> **Problem statement**
Please copy the lines starting with the line with "List every element" and going on through the line with "list-item-3: 3、学生练习原地正面推实心球，体会正确的推动作， [254,1100,1060,1135]", the opening line included. Multiply every bounding-box coordinate by 0.95, round each result to a whole number with halves going up, and leave the pictures out.

> **Dataset excerpts**
━━━━━━
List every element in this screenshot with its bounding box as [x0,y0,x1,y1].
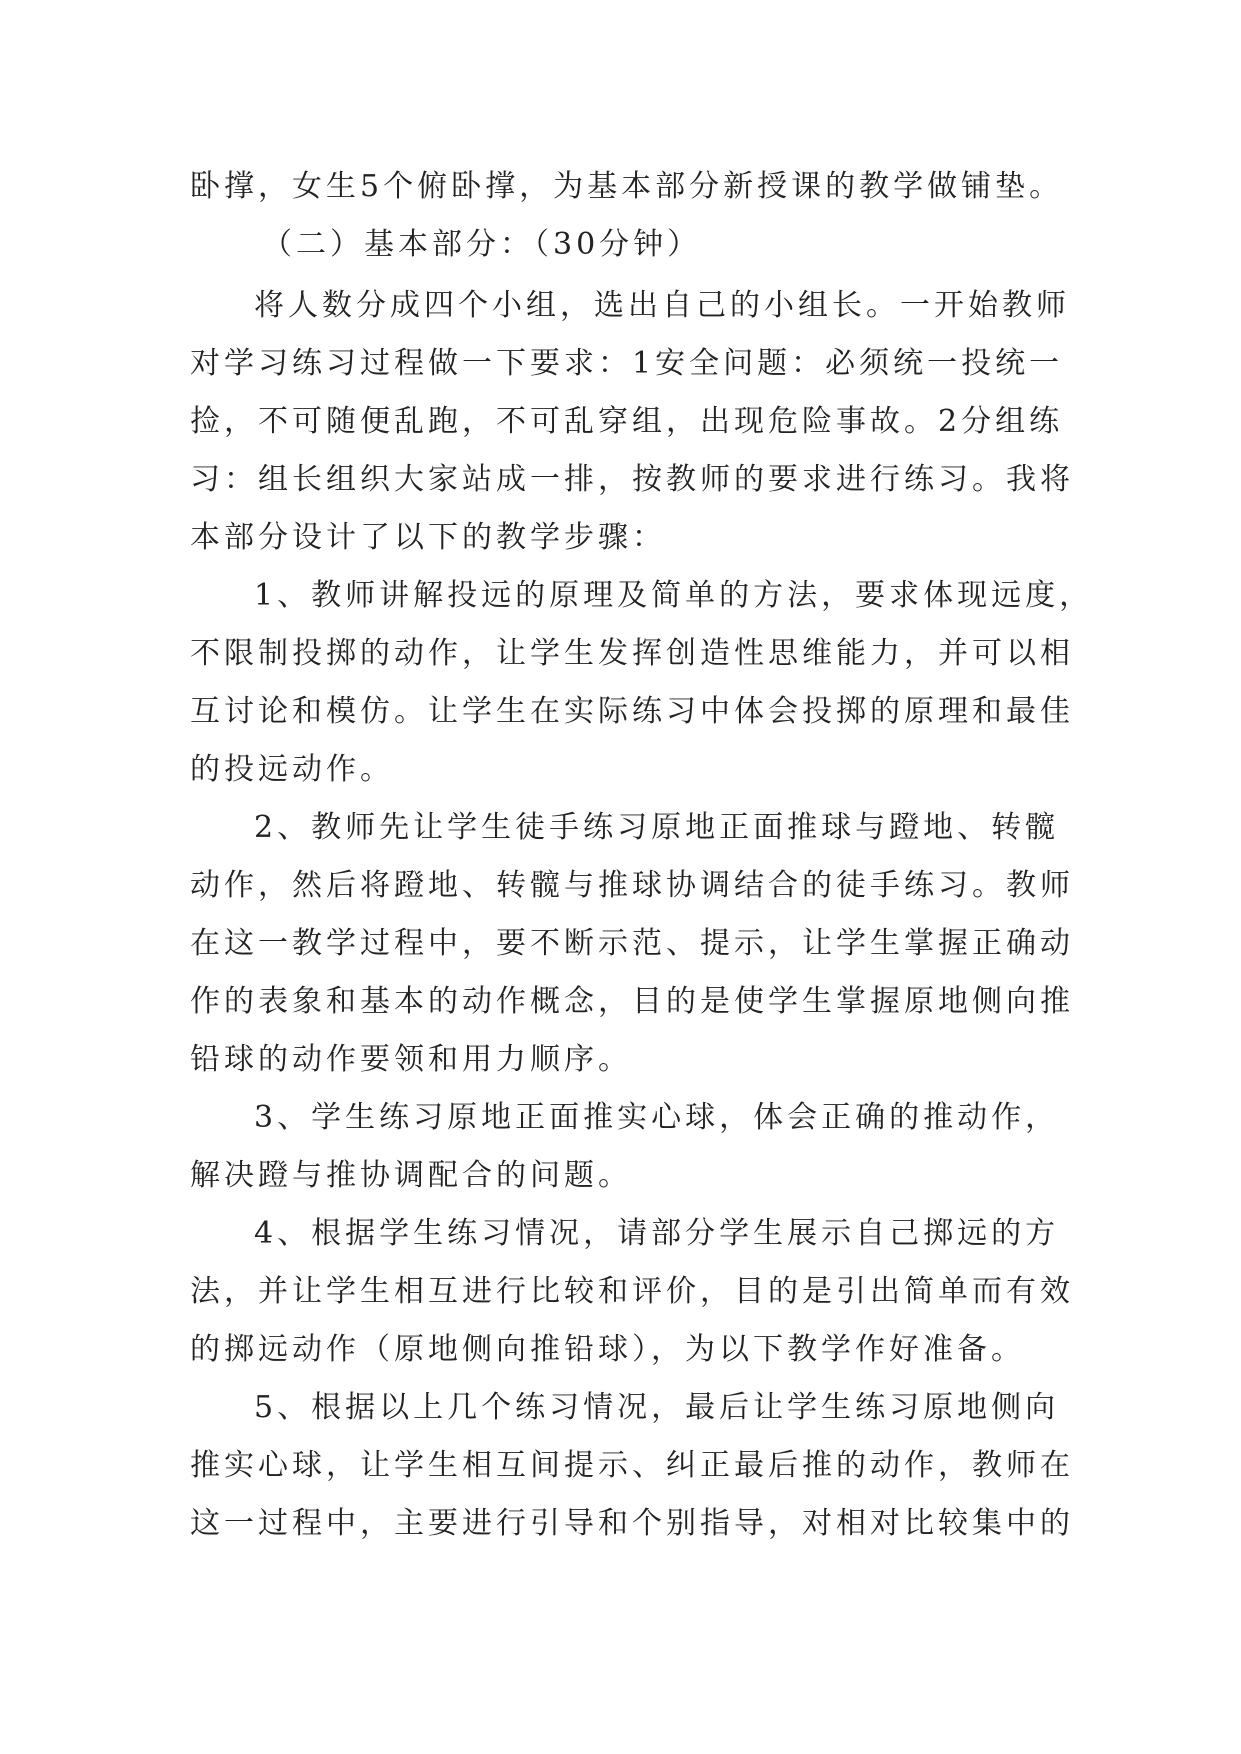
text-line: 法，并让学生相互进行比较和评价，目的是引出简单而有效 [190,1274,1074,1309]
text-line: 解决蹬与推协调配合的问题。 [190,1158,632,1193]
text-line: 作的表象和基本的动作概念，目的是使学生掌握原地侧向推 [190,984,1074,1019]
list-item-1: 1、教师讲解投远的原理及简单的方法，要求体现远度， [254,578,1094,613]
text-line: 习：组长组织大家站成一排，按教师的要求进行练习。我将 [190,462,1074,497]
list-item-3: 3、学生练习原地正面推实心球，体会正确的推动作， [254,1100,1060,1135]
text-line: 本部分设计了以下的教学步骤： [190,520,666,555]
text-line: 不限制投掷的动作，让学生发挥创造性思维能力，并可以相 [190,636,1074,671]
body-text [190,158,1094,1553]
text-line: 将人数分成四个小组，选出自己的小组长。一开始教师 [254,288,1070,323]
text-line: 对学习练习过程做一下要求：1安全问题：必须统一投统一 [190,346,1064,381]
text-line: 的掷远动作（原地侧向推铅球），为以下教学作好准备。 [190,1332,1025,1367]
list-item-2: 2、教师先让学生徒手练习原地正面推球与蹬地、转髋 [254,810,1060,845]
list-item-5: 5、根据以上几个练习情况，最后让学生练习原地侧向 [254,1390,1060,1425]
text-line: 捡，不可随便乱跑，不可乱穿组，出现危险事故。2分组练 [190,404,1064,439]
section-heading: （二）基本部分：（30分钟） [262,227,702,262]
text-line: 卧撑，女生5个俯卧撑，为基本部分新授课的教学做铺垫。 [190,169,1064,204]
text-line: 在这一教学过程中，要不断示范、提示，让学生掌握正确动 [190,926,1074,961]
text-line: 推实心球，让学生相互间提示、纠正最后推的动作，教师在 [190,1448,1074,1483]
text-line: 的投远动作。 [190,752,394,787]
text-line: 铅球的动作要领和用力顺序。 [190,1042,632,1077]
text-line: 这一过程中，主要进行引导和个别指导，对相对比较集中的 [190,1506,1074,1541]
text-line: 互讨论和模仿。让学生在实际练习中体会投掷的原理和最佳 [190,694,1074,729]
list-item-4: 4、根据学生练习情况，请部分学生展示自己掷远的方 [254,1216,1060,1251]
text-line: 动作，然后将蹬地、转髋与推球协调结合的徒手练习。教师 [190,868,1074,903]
━━━━━━
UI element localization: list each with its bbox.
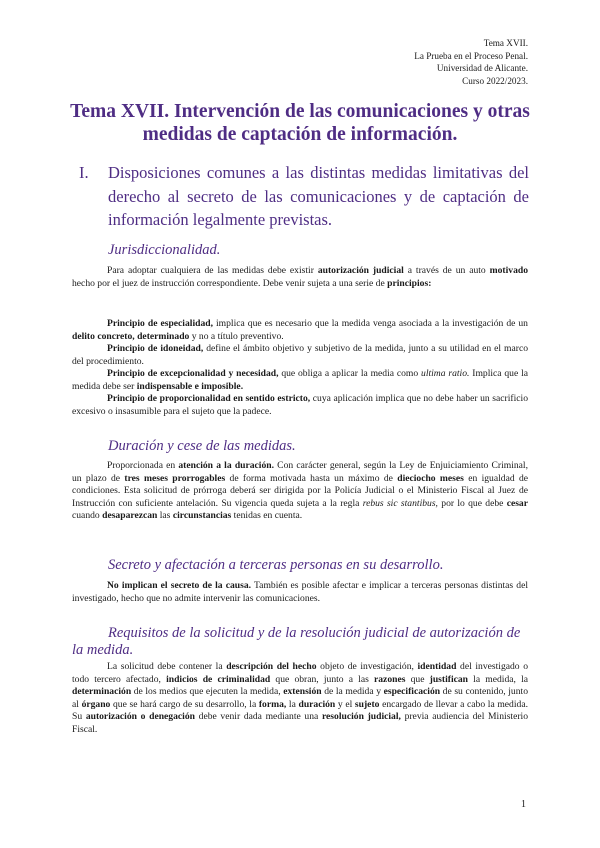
━━━━━━
> **Solution to the problem**
List every element in this screenshot with its bounding box as [x0,y0,x1,y1].
text-line: 法，并让学生相互进行比较和评价，目的是引出简单而有效 [181,1210,1020,1244]
text-line: 解决蹬与推协调配合的问题。 [181,1100,600,1133]
text-line: 作的表象和基本的动作概念，目的是使学生掌握原地侧向推 [181,935,1020,968]
list-item-1: 1、教师讲解投远的原理及简单的方法，要求体现远度， [241,549,1039,582]
text-line: 习：组长组织大家站成一排，按教师的要求进行练习。我将 [181,439,1020,472]
list-item-3: 3、学生练习原地正面推实心球，体会正确的推动作， [241,1045,1007,1078]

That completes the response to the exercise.